__Challenge__. In the listing that follows, count each line containing the string "shown" and report only the count.

__Recorded information__.
# # #

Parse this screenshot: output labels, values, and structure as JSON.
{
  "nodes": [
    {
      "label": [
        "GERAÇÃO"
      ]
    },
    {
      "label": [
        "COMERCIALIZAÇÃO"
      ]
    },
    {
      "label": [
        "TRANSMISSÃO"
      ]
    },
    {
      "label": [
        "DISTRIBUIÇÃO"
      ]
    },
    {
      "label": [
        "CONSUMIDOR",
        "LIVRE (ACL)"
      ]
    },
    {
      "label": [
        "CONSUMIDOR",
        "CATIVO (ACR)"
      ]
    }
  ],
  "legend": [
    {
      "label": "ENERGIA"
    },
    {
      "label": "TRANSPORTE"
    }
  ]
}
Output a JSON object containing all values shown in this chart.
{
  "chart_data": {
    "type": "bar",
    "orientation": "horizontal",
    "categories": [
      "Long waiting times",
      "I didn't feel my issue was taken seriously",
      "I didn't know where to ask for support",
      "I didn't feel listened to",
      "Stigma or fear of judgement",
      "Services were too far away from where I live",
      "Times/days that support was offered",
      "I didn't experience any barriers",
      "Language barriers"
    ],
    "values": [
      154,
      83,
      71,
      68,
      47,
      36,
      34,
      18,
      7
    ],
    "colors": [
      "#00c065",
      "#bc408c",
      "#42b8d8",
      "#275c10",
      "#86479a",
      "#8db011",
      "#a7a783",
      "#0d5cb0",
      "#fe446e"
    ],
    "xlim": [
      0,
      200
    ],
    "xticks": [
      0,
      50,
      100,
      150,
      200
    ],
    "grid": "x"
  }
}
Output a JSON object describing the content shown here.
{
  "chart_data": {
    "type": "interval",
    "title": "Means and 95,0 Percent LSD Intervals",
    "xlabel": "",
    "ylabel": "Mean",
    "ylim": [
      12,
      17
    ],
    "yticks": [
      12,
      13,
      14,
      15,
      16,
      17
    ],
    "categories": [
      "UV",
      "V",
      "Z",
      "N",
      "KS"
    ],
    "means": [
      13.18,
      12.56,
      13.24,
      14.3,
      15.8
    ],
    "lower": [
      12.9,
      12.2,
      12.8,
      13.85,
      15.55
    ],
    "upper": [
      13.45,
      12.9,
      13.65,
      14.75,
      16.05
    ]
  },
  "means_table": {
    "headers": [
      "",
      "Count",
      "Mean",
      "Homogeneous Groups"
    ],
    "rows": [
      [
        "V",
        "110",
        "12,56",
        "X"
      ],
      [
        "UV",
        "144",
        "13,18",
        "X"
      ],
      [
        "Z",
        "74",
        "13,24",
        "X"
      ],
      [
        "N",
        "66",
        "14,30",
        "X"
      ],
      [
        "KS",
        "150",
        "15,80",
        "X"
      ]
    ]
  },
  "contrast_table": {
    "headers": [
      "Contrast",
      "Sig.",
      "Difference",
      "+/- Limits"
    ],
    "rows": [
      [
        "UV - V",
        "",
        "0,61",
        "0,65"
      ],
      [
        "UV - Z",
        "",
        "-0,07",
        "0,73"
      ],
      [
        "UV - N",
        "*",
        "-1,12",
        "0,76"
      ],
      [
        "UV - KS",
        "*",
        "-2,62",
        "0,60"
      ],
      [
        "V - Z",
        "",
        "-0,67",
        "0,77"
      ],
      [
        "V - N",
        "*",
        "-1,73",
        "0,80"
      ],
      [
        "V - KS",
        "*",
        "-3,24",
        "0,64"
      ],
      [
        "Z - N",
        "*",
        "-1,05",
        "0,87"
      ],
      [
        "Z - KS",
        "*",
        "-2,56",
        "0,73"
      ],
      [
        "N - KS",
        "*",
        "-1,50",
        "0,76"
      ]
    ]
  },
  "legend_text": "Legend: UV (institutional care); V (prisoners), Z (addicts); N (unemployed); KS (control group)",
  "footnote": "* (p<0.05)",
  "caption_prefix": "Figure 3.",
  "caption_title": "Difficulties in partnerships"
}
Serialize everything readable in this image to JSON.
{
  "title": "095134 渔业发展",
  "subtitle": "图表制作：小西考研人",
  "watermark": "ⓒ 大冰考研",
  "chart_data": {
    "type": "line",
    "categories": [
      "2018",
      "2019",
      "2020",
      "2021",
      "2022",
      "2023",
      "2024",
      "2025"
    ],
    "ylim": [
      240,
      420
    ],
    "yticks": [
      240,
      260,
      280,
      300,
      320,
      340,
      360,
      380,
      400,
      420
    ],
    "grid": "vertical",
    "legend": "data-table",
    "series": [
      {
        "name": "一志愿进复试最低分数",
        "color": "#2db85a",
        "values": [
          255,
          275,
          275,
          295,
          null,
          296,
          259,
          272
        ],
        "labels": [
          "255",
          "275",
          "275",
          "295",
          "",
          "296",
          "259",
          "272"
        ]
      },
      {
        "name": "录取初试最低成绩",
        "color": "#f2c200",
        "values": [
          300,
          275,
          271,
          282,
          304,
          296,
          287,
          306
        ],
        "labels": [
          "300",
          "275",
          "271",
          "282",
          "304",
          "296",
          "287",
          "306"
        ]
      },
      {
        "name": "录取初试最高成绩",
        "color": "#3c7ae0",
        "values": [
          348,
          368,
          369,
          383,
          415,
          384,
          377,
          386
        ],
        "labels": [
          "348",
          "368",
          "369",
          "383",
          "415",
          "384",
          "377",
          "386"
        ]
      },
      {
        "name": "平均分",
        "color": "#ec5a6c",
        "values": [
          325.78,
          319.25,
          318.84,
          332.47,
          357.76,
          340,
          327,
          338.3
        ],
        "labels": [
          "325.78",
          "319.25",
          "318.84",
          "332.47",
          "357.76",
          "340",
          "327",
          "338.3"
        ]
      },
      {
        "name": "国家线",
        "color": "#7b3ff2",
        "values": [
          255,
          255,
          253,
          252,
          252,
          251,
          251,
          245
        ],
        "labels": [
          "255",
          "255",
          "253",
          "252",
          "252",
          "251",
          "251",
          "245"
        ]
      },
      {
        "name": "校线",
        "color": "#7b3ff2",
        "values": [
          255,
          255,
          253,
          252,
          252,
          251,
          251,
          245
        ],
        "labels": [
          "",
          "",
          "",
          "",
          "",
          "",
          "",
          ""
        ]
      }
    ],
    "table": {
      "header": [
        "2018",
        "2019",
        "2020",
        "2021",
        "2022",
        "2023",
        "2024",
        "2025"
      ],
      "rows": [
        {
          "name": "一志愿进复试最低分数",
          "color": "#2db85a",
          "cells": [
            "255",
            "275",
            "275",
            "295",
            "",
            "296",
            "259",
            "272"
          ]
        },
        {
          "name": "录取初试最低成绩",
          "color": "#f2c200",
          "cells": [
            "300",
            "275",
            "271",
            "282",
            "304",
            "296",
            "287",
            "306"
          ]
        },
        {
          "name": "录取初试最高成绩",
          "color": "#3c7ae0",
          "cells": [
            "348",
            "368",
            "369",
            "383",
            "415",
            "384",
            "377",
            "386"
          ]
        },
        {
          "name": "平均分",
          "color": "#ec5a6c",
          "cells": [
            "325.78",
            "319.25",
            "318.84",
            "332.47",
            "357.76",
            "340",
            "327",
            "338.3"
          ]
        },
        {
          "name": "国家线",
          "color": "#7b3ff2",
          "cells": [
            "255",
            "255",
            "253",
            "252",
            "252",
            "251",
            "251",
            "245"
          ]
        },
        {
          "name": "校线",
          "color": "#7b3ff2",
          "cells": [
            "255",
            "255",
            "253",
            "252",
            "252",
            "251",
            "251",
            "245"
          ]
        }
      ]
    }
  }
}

# # #

__Exercise solution__. 2